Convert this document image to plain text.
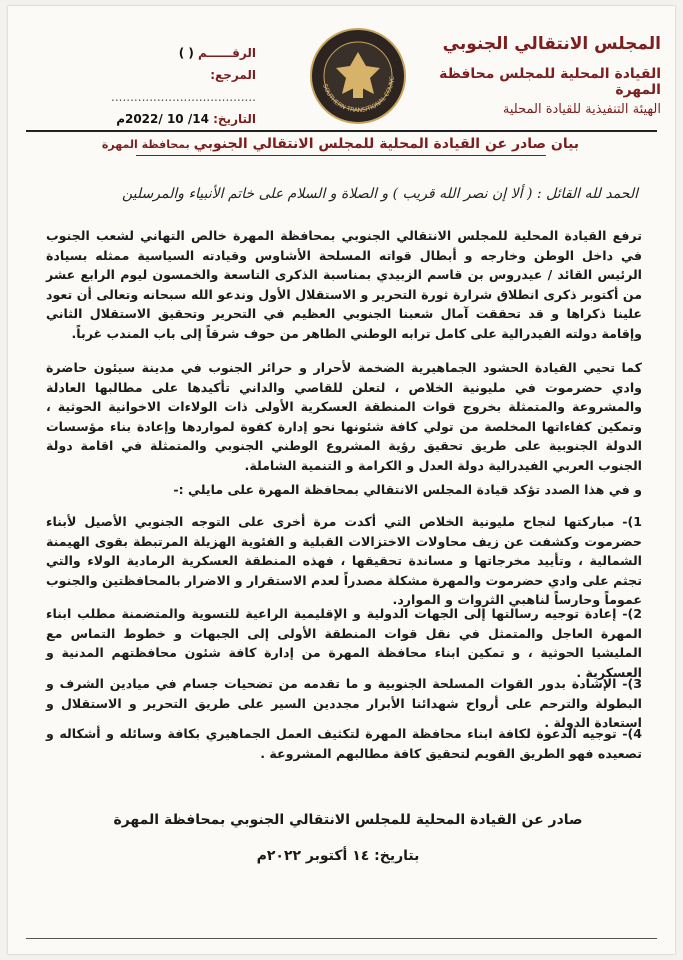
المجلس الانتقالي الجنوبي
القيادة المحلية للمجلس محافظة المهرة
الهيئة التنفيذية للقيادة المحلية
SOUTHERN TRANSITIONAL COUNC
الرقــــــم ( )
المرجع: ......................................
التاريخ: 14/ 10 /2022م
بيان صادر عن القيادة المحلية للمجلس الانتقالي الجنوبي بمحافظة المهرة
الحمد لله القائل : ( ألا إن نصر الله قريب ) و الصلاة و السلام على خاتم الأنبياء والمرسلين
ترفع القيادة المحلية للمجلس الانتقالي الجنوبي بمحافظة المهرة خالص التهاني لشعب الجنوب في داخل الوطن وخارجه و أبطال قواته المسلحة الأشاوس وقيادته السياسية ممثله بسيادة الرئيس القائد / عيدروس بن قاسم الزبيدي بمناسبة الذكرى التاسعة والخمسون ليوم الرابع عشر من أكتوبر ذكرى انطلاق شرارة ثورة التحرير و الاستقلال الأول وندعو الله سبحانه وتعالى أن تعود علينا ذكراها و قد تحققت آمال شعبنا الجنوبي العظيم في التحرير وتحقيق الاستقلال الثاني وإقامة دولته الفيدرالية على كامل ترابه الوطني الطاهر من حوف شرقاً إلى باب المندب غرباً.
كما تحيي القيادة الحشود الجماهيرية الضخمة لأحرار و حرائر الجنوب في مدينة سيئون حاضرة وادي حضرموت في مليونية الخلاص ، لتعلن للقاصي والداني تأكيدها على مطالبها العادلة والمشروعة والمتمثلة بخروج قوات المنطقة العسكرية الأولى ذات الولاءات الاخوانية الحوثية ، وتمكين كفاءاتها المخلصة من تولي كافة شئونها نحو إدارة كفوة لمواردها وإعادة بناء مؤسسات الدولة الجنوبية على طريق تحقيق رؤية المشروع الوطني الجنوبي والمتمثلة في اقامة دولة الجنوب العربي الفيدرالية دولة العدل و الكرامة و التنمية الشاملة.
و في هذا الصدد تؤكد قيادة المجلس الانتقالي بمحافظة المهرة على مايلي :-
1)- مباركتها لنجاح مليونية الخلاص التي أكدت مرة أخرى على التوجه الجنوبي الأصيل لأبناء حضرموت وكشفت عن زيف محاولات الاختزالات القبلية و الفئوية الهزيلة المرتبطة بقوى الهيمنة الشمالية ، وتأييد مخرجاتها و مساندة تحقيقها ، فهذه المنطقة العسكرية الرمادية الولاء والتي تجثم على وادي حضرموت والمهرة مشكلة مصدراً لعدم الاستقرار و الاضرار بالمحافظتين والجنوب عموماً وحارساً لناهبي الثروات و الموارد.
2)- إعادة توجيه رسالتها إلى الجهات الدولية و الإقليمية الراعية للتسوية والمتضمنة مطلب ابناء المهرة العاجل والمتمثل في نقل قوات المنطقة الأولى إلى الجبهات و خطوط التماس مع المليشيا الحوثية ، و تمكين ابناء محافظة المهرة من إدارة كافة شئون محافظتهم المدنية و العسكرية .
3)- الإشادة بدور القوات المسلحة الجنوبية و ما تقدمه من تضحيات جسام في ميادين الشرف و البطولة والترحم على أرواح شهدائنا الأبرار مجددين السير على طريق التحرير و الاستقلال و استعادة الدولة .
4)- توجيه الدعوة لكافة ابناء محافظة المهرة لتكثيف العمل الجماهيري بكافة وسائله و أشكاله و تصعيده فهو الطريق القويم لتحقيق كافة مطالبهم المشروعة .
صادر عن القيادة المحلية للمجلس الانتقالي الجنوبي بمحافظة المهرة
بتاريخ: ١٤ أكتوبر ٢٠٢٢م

········

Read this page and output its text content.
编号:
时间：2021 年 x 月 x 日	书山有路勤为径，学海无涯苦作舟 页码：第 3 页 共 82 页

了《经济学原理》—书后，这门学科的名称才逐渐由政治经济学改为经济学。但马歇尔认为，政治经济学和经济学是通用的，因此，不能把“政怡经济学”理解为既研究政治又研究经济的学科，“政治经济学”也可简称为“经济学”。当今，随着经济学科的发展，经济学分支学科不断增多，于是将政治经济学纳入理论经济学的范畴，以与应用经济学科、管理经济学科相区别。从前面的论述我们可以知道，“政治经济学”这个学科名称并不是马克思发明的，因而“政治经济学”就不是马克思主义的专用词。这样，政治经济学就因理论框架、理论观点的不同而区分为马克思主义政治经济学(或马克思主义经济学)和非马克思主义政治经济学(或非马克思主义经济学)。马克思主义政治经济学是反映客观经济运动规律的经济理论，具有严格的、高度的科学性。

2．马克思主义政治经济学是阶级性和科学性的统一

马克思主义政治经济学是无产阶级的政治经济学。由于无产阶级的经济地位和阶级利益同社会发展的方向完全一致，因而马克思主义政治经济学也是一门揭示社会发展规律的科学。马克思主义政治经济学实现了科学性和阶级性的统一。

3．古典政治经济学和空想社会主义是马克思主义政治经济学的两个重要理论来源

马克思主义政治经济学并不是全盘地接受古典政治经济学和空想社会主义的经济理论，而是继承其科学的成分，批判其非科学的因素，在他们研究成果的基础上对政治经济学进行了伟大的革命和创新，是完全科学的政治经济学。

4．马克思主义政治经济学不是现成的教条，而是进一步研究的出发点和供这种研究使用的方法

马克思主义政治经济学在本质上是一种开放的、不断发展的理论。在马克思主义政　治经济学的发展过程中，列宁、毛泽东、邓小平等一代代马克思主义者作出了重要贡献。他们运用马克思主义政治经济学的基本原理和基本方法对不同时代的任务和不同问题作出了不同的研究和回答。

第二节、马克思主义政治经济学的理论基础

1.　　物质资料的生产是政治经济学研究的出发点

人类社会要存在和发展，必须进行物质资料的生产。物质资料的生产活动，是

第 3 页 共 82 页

········

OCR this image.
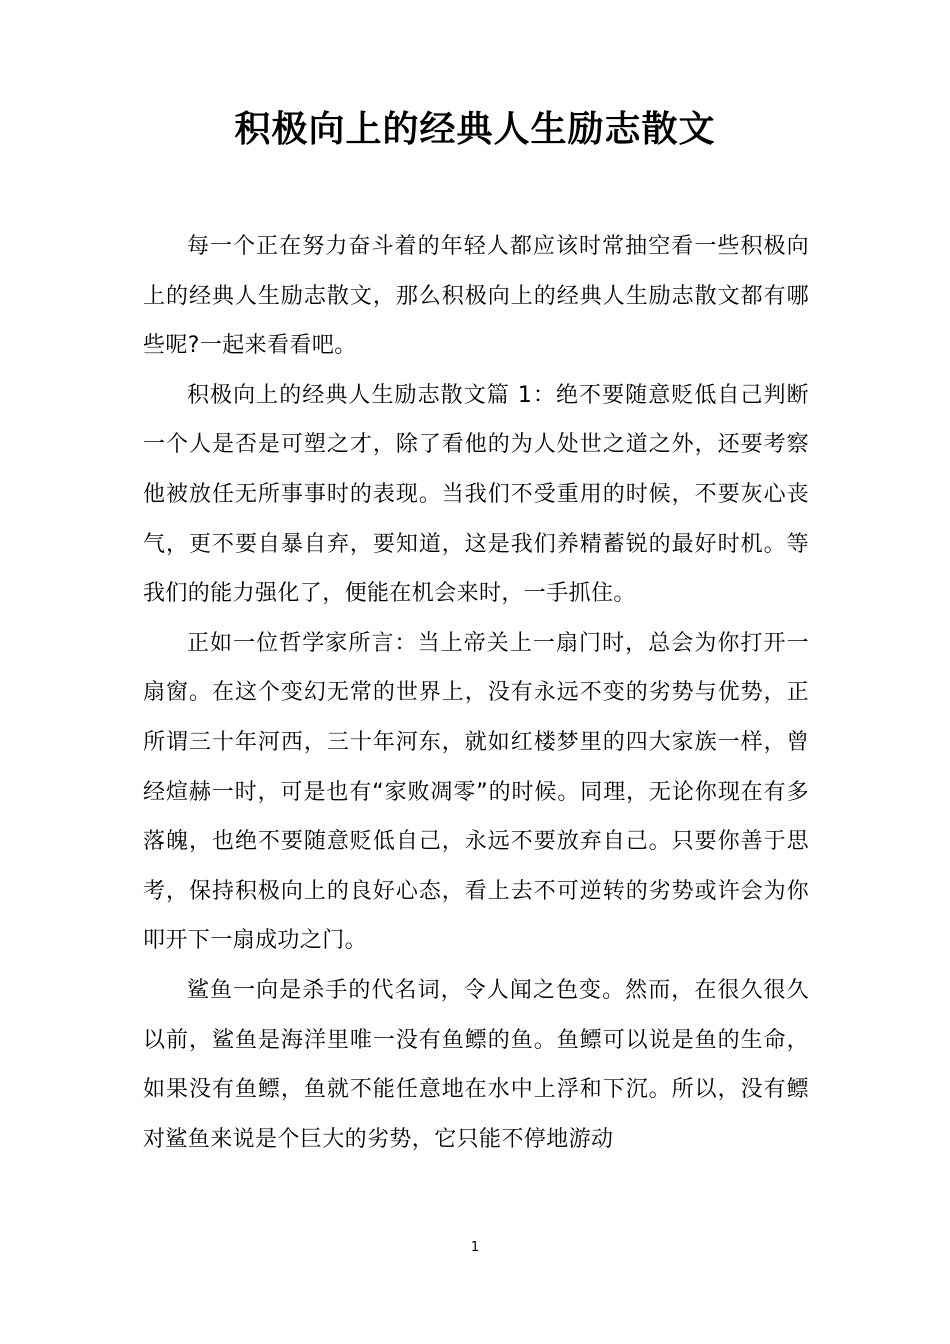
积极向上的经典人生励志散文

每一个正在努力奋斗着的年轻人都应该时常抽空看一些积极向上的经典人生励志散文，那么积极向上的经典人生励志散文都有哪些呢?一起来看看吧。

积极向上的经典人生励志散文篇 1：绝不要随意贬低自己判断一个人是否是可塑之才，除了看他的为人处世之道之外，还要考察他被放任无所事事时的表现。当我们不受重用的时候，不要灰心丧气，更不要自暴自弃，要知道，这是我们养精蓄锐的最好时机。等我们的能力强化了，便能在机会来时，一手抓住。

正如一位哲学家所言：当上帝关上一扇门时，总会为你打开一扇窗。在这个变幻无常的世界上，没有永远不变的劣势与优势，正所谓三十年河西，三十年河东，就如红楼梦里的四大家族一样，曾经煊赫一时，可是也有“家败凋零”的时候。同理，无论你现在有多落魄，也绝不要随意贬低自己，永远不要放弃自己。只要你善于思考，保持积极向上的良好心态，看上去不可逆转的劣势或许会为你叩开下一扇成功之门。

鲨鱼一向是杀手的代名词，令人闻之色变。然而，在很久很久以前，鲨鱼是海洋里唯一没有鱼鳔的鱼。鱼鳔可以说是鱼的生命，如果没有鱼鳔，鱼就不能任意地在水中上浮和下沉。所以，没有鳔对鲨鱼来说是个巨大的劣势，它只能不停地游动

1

········

Take each line of the material that contains the word "ابناء" and list it.

2)- إعادة توجيه رسالتها إلى الجهات الدولية و الإقليمية الراعية للتسوية والمتضمنة مطلب ابناء المهرة العاجل والمتمثل في نقل قوات المنطقة الأولى إلى الجبهات و خطوط التماس مع المليشيا الحوثية ، و تمكين ابناء محافظة المهرة من إدارة كافة شئون محافظتهم المدنية و العسكرية .
4)- توجيه الدعوة لكافة ابناء محافظة المهرة لتكثيف العمل الجماهيري بكافة وسائله و أشكاله و تصعيده فهو الطريق القويم لتحقيق كافة مطالبهم المشروعة .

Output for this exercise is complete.